WHAT IS REQUIRED:
Go through the listing and write out all of it exactly.

Stored items from a collection
****************************************

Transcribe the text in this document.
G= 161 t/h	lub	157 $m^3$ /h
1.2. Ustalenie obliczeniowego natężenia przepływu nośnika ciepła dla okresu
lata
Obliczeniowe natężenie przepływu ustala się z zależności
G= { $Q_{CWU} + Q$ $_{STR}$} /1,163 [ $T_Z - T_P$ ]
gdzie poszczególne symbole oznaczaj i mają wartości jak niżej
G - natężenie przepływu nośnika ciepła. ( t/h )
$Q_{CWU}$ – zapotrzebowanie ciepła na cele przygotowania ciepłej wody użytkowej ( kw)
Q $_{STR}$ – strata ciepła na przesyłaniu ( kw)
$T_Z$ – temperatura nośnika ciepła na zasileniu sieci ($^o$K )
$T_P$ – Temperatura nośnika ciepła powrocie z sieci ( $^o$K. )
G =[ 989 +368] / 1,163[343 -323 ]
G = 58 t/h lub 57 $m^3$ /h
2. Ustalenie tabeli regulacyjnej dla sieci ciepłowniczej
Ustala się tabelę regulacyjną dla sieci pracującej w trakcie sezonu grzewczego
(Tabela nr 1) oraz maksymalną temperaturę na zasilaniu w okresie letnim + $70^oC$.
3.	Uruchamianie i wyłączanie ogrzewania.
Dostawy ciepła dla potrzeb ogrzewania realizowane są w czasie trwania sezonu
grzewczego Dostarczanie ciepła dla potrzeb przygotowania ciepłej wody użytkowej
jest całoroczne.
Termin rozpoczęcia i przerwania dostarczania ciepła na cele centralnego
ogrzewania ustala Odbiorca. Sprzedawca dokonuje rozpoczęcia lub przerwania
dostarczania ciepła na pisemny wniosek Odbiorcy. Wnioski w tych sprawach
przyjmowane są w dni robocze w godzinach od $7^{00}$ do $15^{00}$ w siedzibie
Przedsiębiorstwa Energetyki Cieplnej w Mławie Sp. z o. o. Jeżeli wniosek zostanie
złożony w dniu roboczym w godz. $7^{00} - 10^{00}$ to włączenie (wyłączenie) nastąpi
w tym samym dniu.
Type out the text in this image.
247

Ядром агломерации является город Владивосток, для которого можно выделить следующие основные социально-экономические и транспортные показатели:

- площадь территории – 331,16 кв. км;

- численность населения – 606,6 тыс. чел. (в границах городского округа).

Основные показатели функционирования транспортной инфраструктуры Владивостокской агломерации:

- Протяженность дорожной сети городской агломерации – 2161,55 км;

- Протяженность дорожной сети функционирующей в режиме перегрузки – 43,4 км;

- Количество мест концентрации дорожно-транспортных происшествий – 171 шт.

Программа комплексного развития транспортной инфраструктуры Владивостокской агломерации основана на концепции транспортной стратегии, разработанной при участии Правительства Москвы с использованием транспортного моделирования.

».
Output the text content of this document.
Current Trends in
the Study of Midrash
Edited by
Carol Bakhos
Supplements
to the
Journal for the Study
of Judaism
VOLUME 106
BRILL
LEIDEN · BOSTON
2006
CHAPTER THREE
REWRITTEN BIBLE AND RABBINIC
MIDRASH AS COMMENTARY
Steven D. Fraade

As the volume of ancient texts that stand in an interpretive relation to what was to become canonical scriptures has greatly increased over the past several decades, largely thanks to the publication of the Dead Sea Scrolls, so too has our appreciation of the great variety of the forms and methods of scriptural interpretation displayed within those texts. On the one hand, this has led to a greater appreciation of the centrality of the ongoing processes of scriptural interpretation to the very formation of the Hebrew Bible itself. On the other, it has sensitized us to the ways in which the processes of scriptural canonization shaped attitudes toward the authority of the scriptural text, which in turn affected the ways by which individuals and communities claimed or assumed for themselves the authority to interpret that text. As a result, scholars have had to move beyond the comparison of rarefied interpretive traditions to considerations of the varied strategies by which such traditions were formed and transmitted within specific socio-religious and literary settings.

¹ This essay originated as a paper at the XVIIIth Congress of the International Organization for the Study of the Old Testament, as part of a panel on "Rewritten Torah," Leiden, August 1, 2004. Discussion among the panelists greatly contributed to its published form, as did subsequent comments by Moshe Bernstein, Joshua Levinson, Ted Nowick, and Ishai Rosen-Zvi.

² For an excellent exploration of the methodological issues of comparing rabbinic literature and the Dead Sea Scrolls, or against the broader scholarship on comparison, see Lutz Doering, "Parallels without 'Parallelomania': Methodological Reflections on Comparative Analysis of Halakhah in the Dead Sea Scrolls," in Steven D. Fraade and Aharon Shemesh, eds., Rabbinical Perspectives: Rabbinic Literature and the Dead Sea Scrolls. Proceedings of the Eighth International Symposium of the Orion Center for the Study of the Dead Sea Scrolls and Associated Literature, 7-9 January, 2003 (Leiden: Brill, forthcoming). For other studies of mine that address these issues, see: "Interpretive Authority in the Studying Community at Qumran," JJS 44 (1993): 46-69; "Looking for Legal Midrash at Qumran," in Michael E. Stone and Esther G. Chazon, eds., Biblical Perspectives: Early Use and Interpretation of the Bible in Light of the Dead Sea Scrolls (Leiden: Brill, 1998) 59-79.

****************************************

TASK ANSWER:
Transcribe the text in this document.
G= 161 t/h	lub	157 $m^3$ /h
1.2. Ustalenie obliczeniowego natężenia przepływu nośnika ciepła dla okresu
lata
Obliczeniowe natężenie przepływu ustala się z zależności
G= { $Q_{CWU} + Q$ $_{STR}$} /1,163 [ $T_Z - T_P$ ]
gdzie poszczególne symbole oznaczaj i mają wartości jak niżej
G - natężenie przepływu nośnika ciepła. ( t/h )
$Q_{CWU}$ – zapotrzebowanie ciepła na cele przygotowania ciepłej wody użytkowej ( kw)
Q $_{STR}$ – strata ciepła na przesyłaniu ( kw)
$T_Z$ – temperatura nośnika ciepła na zasileniu sieci ($^o$K )
$T_P$ – Temperatura nośnika ciepła powrocie z sieci ( $^o$K. )
G =[ 989 +368] / 1,163[343 -323 ]
G = 58 t/h lub 57 $m^3$ /h
2. Ustalenie tabeli regulacyjnej dla sieci ciepłowniczej
Ustala się tabelę regulacyjną dla sieci pracującej w trakcie sezonu grzewczego
(Tabela nr 1) oraz maksymalną temperaturę na zasilaniu w okresie letnim + $70^oC$.
3.	Uruchamianie i wyłączanie ogrzewania.
Dostawy ciepła dla potrzeb ogrzewania realizowane są w czasie trwania sezonu
grzewczego Dostarczanie ciepła dla potrzeb przygotowania ciepłej wody użytkowej
jest całoroczne.
Termin rozpoczęcia i przerwania dostarczania ciepła na cele centralnego
ogrzewania ustala Odbiorca. Sprzedawca dokonuje rozpoczęcia lub przerwania
dostarczania ciepła na pisemny wniosek Odbiorcy. Wnioski w tych sprawach
przyjmowane są w dni robocze w godzinach od $7^{00}$ do $15^{00}$ w siedzibie
Przedsiębiorstwa Energetyki Cieplnej w Mławie Sp. z o. o. Jeżeli wniosek zostanie
złożony w dniu roboczym w godz. $7^{00} - 10^{00}$ to włączenie (wyłączenie) nastąpi
w tym samym dniu.
Type out the text in this image.
247

Ядром агломерации является город Владивосток, для которого можно выделить следующие основные социально-экономические и транспортные показатели:

- площадь территории – 331,16 кв. км;

- численность населения – 606,6 тыс. чел. (в границах городского округа).

Основные показатели функционирования транспортной инфраструктуры Владивостокской агломерации:

- Протяженность дорожной сети городской агломерации – 2161,55 км;

- Протяженность дорожной сети функционирующей в режиме перегрузки – 43,4 км;

- Количество мест концентрации дорожно-транспортных происшествий – 171 шт.

Программа комплексного развития транспортной инфраструктуры Владивостокской агломерации основана на концепции транспортной стратегии, разработанной при участии Правительства Москвы с использованием транспортного моделирования.

».
Output the text content of this document.
Current Trends in
the Study of Midrash
Edited by
Carol Bakhos
Supplements
to the
Journal for the Study
of Judaism
VOLUME 106
BRILL
LEIDEN · BOSTON
2006
CHAPTER THREE
REWRITTEN BIBLE AND RABBINIC
MIDRASH AS COMMENTARY
Steven D. Fraade

As the volume of ancient texts that stand in an interpretive relation to what was to become canonical scriptures has greatly increased over the past several decades, largely thanks to the publication of the Dead Sea Scrolls, so too has our appreciation of the great variety of the forms and methods of scriptural interpretation displayed within those texts. On the one hand, this has led to a greater appreciation of the centrality of the ongoing processes of scriptural interpretation to the very formation of the Hebrew Bible itself. On the other, it has sensitized us to the ways in which the processes of scriptural canonization shaped attitudes toward the authority of the scriptural text, which in turn affected the ways by which individuals and communities claimed or assumed for themselves the authority to interpret that text. As a result, scholars have had to move beyond the comparison of rarefied interpretive traditions to considerations of the varied strategies by which such traditions were formed and transmitted within specific socio-religious and literary settings.

¹ This essay originated as a paper at the XVIIIth Congress of the International Organization for the Study of the Old Testament, as part of a panel on "Rewritten Torah," Leiden, August 1, 2004. Discussion among the panelists greatly contributed to its published form, as did subsequent comments by Moshe Bernstein, Joshua Levinson, Ted Nowick, and Ishai Rosen-Zvi.

² For an excellent exploration of the methodological issues of comparing rabbinic literature and the Dead Sea Scrolls, or against the broader scholarship on comparison, see Lutz Doering, "Parallels without 'Parallelomania': Methodological Reflections on Comparative Analysis of Halakhah in the Dead Sea Scrolls," in Steven D. Fraade and Aharon Shemesh, eds., Rabbinical Perspectives: Rabbinic Literature and the Dead Sea Scrolls. Proceedings of the Eighth International Symposium of the Orion Center for the Study of the Dead Sea Scrolls and Associated Literature, 7-9 January, 2003 (Leiden: Brill, forthcoming). For other studies of mine that address these issues, see: "Interpretive Authority in the Studying Community at Qumran," JJS 44 (1993): 46-69; "Looking for Legal Midrash at Qumran," in Michael E. Stone and Esther G. Chazon, eds., Biblical Perspectives: Early Use and Interpretation of the Bible in Light of the Dead Sea Scrolls (Leiden: Brill, 1998) 59-79.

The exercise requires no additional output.